Output all the data exactly. Pictures do not belong in the copy.

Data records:
══════════════════════════════

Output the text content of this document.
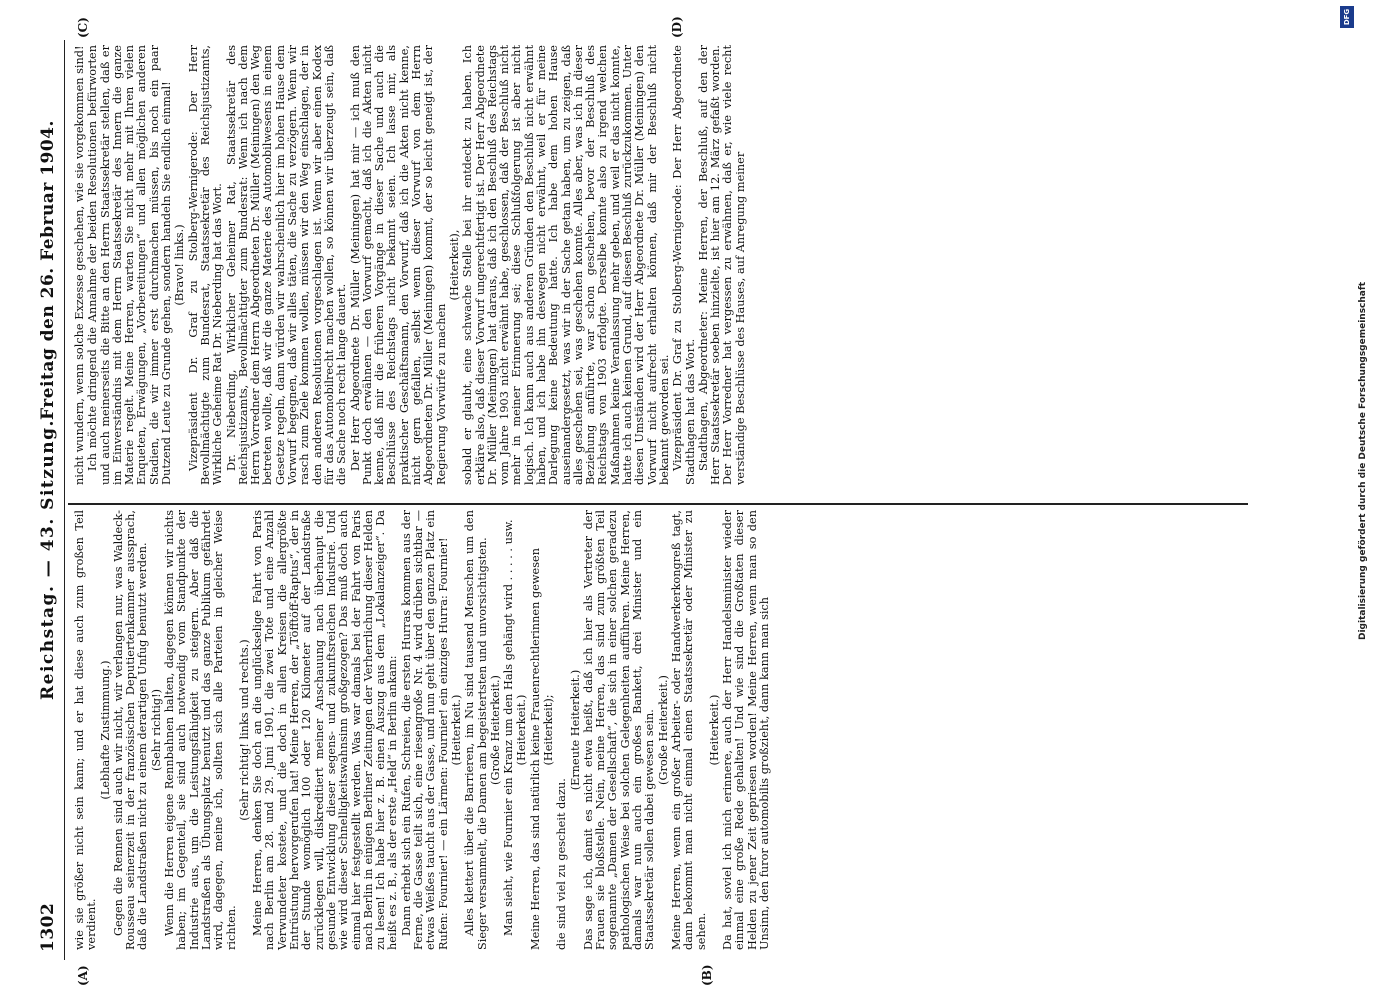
1302
Reichstag. — 43. Sitzung.
Freitag den 26. Februar 1904.
(A)	(B)
(C)	(D)

wie sie größer nicht sein kann; und er hat diese auch zum großen Teil verdient.

(Lebhafte Zustimmung.) Gegen die Rennen sind auch wir nicht, wir verlangen nur, was Waldeck-Rousseau seinerzeit in der französischen Deputiertenkammer aussprach, daß die Landstraßen nicht zu einem derartigen Unfug benutzt werden. (Sehr richtig!) Wenn die Herren eigene Rennbahnen halten, dagegen können wir nichts haben; im Gegenteil, sie sind auch notwendig vom Standpunkte der Industrie aus, um die Leistungsfähigkeit zu steigern. Aber daß die Landstraßen als Übungsplatz benutzt und das ganze Publikum gefährdet wird, dagegen, meine ich, sollten sich alle Parteien in gleicher Weise richten.

(Sehr richtig! links und rechts.) Meine Herren, denken Sie doch an die unglückselige Fahrt von Paris nach Berlin am 28. und 29. Juni 1901, die zwei Tote und eine Anzahl Verwundeter kostete, und die doch in allen Kreisen die allergrößte Entrüstung hervorgerufen hat! Meine Herren, der „Töfftöff-Raptus“, der in der Stunde womöglich 100 oder 120 Kilometer auf der Landstraße zurücklegen will, diskreditiert meiner Anschauung nach überhaupt die gesunde Entwicklung dieser segens- und zukunftsreichen Industrie. Und wie wird dieser Schnelligkeitswahnsinn großgezogen? Das muß doch auch einmal hier festgestellt werden. Was war damals bei der Fahrt von Paris nach Berlin in einigen Berliner Zeitungen der Verherrlichung dieser Helden zu lesen! Ich habe hier z. B. einen Auszug aus dem „Lokalanzeiger“. Da heißt es z. B., als der erste „Held“ in Berlin ankam: Dann erhebt sich ein Rufen, Schreien, die ersten Hurras kommen aus der Ferne, die Gasse teilt sich, eine riesengroße Nr. 4 wird drüben sichtbar — etwas Weißes taucht aus der Gasse, und nun geht über den ganzen Platz ein Rufen: Fournier! — ein Lärmen: Fournier! ein einziges Hurra: Fournier! (Heiterkeit.) Alles klettert über die Barrieren, im Nu sind tausend Menschen um den Sieger versammelt, die Damen am begeistertsten und unvorsichtigsten. (Große Heiterkeit.) Man sieht, wie Fournier ein Kranz um den Hals gehängt wird . . . . . usw. (Heiterkeit.) Meine Herren, das sind natürlich keine Frauenrechtlerinnen gewesen (Heiterkeit);

die sind viel zu gescheit dazu.

(Erneute Heiterkeit.) Das sage ich, damit es nicht etwa heißt, daß ich hier als Vertreter der Frauen sie bloßstelle. Nein, meine Herren, das sind zum größten Teil sogenannte „Damen der Gesellschaft“, die sich in einer solchen geradezu pathologischen Weise bei solchen Gelegenheiten aufführen. Meine Herren, damals war nun auch ein großes Bankett, drei Minister und ein Staatssekretär sollen dabei gewesen sein. (Große Heiterkeit.) Meine Herren, wenn ein großer Arbeiter- oder Handwerkerkongreß tagt, dann bekommt man nicht einmal einen Staatssekretär oder Minister zu sehen.

(Heiterkeit.) Da hat, soviel ich mich erinnere, auch der Herr Handelsminister wieder einmal eine große Rede gehalten! Und wie sind die Großtaten dieser Helden zu jener Zeit gepriesen worden! Meine Herren, wenn man so den Unsinn, den furor automobilis großzieht, dann kann man sich

nicht wundern, wenn solche Exzesse geschehen, wie sie vorgekommen sind! Ich möchte dringend die Annahme der beiden Resolutionen befürworten und auch meinerseits die Bitte an den Herrn Staatssekretär stellen, daß er im Einverständnis mit dem Herrn Staatssekretär des Innern die ganze Materie regelt. Meine Herren, warten Sie nicht mehr mit Ihren vielen Enqueten, Erwägungen, „Vorbereitungen“ und allen möglichen anderen Stadien, die wir immer erst durchmachen müssen, bis noch ein paar Dutzend Leute zu Grunde gehen, sondern handeln Sie endlich einmal! (Bravo! links.) Vizepräsident Dr. Graf zu Stolberg-Wernigerode: Der Herr Bevollmächtigte zum Bundesrat, Staatssekretär des Reichsjustizamts, Wirkliche Geheime Rat Dr. Nieberding hat das Wort. Dr. Nieberding, Wirklicher Geheimer Rat, Staatssekretär des Reichsjustizamts, Bevollmächtigter zum Bundesrat: Wenn ich nach dem Herrn Vorredner dem Herrn Abgeordneten Dr. Müller (Meiningen) den Weg betreten wollte, daß wir die ganze Materie des Automobilwesens in einem Gesetze regeln, dann würden wir wahrscheinlich hier im hohen Hause dem Vorwurf begegnen, daß wir alles täten, die Sache zu verzögern. Wenn wir rasch zum Ziele kommen wollen, müssen wir den Weg einschlagen, der in den anderen Resolutionen vorgeschlagen ist. Wenn wir aber einen Kodex für das Automobilrecht machen wollen, so können wir überzeugt sein, daß die Sache noch recht lange dauert. Der Herr Abgeordnete Dr. Müller (Meiningen) hat mir — ich muß den Punkt doch erwähnen — den Vorwurf gemacht, daß ich die Akten nicht kenne, daß mir die früheren Vorgänge in dieser Sache und auch die Beschlüsse des Reichstags nicht bekannt seien. Ich lasse mir, als praktischer Geschäftsmann, den Vorwurf, daß ich die Akten nicht kenne, nicht gern gefallen, selbst wenn dieser Vorwurf von dem Herrn Abgeordneten Dr. Müller (Meiningen) kommt, der so leicht geneigt ist, der Regierung Vorwürfe zu machen

(Heiterkeit), sobald er glaubt, eine schwache Stelle bei ihr entdeckt zu haben. Ich erkläre also, daß dieser Vorwurf ungerechtfertigt ist. Der Herr Abgeordnete Dr. Müller (Meiningen) hat daraus, daß ich den Beschluß des Reichstags vom Jahre 1903 nicht erwähnt habe, geschlossen, daß der Beschluß nicht mehr in meiner Erinnerung sei; diese Schlußfolgerung ist aber nicht logisch. Ich kann auch aus anderen Gründen den Beschluß nicht erwähnt haben, und ich habe ihn deswegen nicht erwähnt, weil er für meine Darlegung keine Bedeutung hatte. Ich habe dem hohen Hause auseinandergesetzt, was wir in der Sache getan haben, um zu zeigen, daß alles geschehen sei, was geschehen konnte. Alles aber, was ich in dieser Beziehung anführte, war schon geschehen, bevor der Beschluß des Reichstags von 1903 erfolgte. Derselbe konnte also zu irgend welchen Maßnahmen keine Veranlassung mehr geben, und weil er das nicht konnte, hatte ich auch keinen Grund, auf diesen Beschluß zurückzukommen. Unter diesen Umständen wird der Herr Abgeordnete Dr. Müller (Meiningen) den Vorwurf nicht aufrecht erhalten können, daß mir der Beschluß nicht bekannt geworden sei. Vizepräsident Dr. Graf zu Stolberg-Wernigerode: Der Herr Abgeordnete Stadthagen hat das Wort. Stadthagen, Abgeordneter: Meine Herren, der Beschluß, auf den der Herr Staatssekretär soeben hinzielte, ist hier am 12. März gefaßt worden. Der Herr Vorredner hat vergessen zu erwähnen, daß er, wie viele recht verständige Beschlüsse des Hauses, auf Anregung meiner	Digitalisierung gefördert durch die Deutsche Forschungsgemeinschaft
DFG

══════════════════════════════

_Result of this exercise_
Output the text content of this document.
1302
Reichstag. — 43. Sitzung.
Freitag den 26. Februar 1904.
(A)	(B)
(C)	(D)

wie sie größer nicht sein kann; und er hat diese auch zum großen Teil verdient.

(Lebhafte Zustimmung.) Gegen die Rennen sind auch wir nicht, wir verlangen nur, was Waldeck-Rousseau seinerzeit in der französischen Deputiertenkammer aussprach, daß die Landstraßen nicht zu einem derartigen Unfug benutzt werden. (Sehr richtig!) Wenn die Herren eigene Rennbahnen halten, dagegen können wir nichts haben; im Gegenteil, sie sind auch notwendig vom Standpunkte der Industrie aus, um die Leistungsfähigkeit zu steigern. Aber daß die Landstraßen als Übungsplatz benutzt und das ganze Publikum gefährdet wird, dagegen, meine ich, sollten sich alle Parteien in gleicher Weise richten.

(Sehr richtig! links und rechts.) Meine Herren, denken Sie doch an die unglückselige Fahrt von Paris nach Berlin am 28. und 29. Juni 1901, die zwei Tote und eine Anzahl Verwundeter kostete, und die doch in allen Kreisen die allergrößte Entrüstung hervorgerufen hat! Meine Herren, der „Töfftöff-Raptus“, der in der Stunde womöglich 100 oder 120 Kilometer auf der Landstraße zurücklegen will, diskreditiert meiner Anschauung nach überhaupt die gesunde Entwicklung dieser segens- und zukunftsreichen Industrie. Und wie wird dieser Schnelligkeitswahnsinn großgezogen? Das muß doch auch einmal hier festgestellt werden. Was war damals bei der Fahrt von Paris nach Berlin in einigen Berliner Zeitungen der Verherrlichung dieser Helden zu lesen! Ich habe hier z. B. einen Auszug aus dem „Lokalanzeiger“. Da heißt es z. B., als der erste „Held“ in Berlin ankam: Dann erhebt sich ein Rufen, Schreien, die ersten Hurras kommen aus der Ferne, die Gasse teilt sich, eine riesengroße Nr. 4 wird drüben sichtbar — etwas Weißes taucht aus der Gasse, und nun geht über den ganzen Platz ein Rufen: Fournier! — ein Lärmen: Fournier! ein einziges Hurra: Fournier! (Heiterkeit.) Alles klettert über die Barrieren, im Nu sind tausend Menschen um den Sieger versammelt, die Damen am begeistertsten und unvorsichtigsten. (Große Heiterkeit.) Man sieht, wie Fournier ein Kranz um den Hals gehängt wird . . . . . usw. (Heiterkeit.) Meine Herren, das sind natürlich keine Frauenrechtlerinnen gewesen (Heiterkeit);

die sind viel zu gescheit dazu.

(Erneute Heiterkeit.) Das sage ich, damit es nicht etwa heißt, daß ich hier als Vertreter der Frauen sie bloßstelle. Nein, meine Herren, das sind zum größten Teil sogenannte „Damen der Gesellschaft“, die sich in einer solchen geradezu pathologischen Weise bei solchen Gelegenheiten aufführen. Meine Herren, damals war nun auch ein großes Bankett, drei Minister und ein Staatssekretär sollen dabei gewesen sein. (Große Heiterkeit.) Meine Herren, wenn ein großer Arbeiter- oder Handwerkerkongreß tagt, dann bekommt man nicht einmal einen Staatssekretär oder Minister zu sehen.

(Heiterkeit.) Da hat, soviel ich mich erinnere, auch der Herr Handelsminister wieder einmal eine große Rede gehalten! Und wie sind die Großtaten dieser Helden zu jener Zeit gepriesen worden! Meine Herren, wenn man so den Unsinn, den furor automobilis großzieht, dann kann man sich

nicht wundern, wenn solche Exzesse geschehen, wie sie vorgekommen sind! Ich möchte dringend die Annahme der beiden Resolutionen befürworten und auch meinerseits die Bitte an den Herrn Staatssekretär stellen, daß er im Einverständnis mit dem Herrn Staatssekretär des Innern die ganze Materie regelt. Meine Herren, warten Sie nicht mehr mit Ihren vielen Enqueten, Erwägungen, „Vorbereitungen“ und allen möglichen anderen Stadien, die wir immer erst durchmachen müssen, bis noch ein paar Dutzend Leute zu Grunde gehen, sondern handeln Sie endlich einmal! (Bravo! links.) Vizepräsident Dr. Graf zu Stolberg-Wernigerode: Der Herr Bevollmächtigte zum Bundesrat, Staatssekretär des Reichsjustizamts, Wirkliche Geheime Rat Dr. Nieberding hat das Wort. Dr. Nieberding, Wirklicher Geheimer Rat, Staatssekretär des Reichsjustizamts, Bevollmächtigter zum Bundesrat: Wenn ich nach dem Herrn Vorredner dem Herrn Abgeordneten Dr. Müller (Meiningen) den Weg betreten wollte, daß wir die ganze Materie des Automobilwesens in einem Gesetze regeln, dann würden wir wahrscheinlich hier im hohen Hause dem Vorwurf begegnen, daß wir alles täten, die Sache zu verzögern. Wenn wir rasch zum Ziele kommen wollen, müssen wir den Weg einschlagen, der in den anderen Resolutionen vorgeschlagen ist. Wenn wir aber einen Kodex für das Automobilrecht machen wollen, so können wir überzeugt sein, daß die Sache noch recht lange dauert. Der Herr Abgeordnete Dr. Müller (Meiningen) hat mir — ich muß den Punkt doch erwähnen — den Vorwurf gemacht, daß ich die Akten nicht kenne, daß mir die früheren Vorgänge in dieser Sache und auch die Beschlüsse des Reichstags nicht bekannt seien. Ich lasse mir, als praktischer Geschäftsmann, den Vorwurf, daß ich die Akten nicht kenne, nicht gern gefallen, selbst wenn dieser Vorwurf von dem Herrn Abgeordneten Dr. Müller (Meiningen) kommt, der so leicht geneigt ist, der Regierung Vorwürfe zu machen

(Heiterkeit), sobald er glaubt, eine schwache Stelle bei ihr entdeckt zu haben. Ich erkläre also, daß dieser Vorwurf ungerechtfertigt ist. Der Herr Abgeordnete Dr. Müller (Meiningen) hat daraus, daß ich den Beschluß des Reichstags vom Jahre 1903 nicht erwähnt habe, geschlossen, daß der Beschluß nicht mehr in meiner Erinnerung sei; diese Schlußfolgerung ist aber nicht logisch. Ich kann auch aus anderen Gründen den Beschluß nicht erwähnt haben, und ich habe ihn deswegen nicht erwähnt, weil er für meine Darlegung keine Bedeutung hatte. Ich habe dem hohen Hause auseinandergesetzt, was wir in der Sache getan haben, um zu zeigen, daß alles geschehen sei, was geschehen konnte. Alles aber, was ich in dieser Beziehung anführte, war schon geschehen, bevor der Beschluß des Reichstags von 1903 erfolgte. Derselbe konnte also zu irgend welchen Maßnahmen keine Veranlassung mehr geben, und weil er das nicht konnte, hatte ich auch keinen Grund, auf diesen Beschluß zurückzukommen. Unter diesen Umständen wird der Herr Abgeordnete Dr. Müller (Meiningen) den Vorwurf nicht aufrecht erhalten können, daß mir der Beschluß nicht bekannt geworden sei. Vizepräsident Dr. Graf zu Stolberg-Wernigerode: Der Herr Abgeordnete Stadthagen hat das Wort. Stadthagen, Abgeordneter: Meine Herren, der Beschluß, auf den der Herr Staatssekretär soeben hinzielte, ist hier am 12. März gefaßt worden. Der Herr Vorredner hat vergessen zu erwähnen, daß er, wie viele recht verständige Beschlüsse des Hauses, auf Anregung meiner	Digitalisierung gefördert durch die Deutsche Forschungsgemeinschaft
DFG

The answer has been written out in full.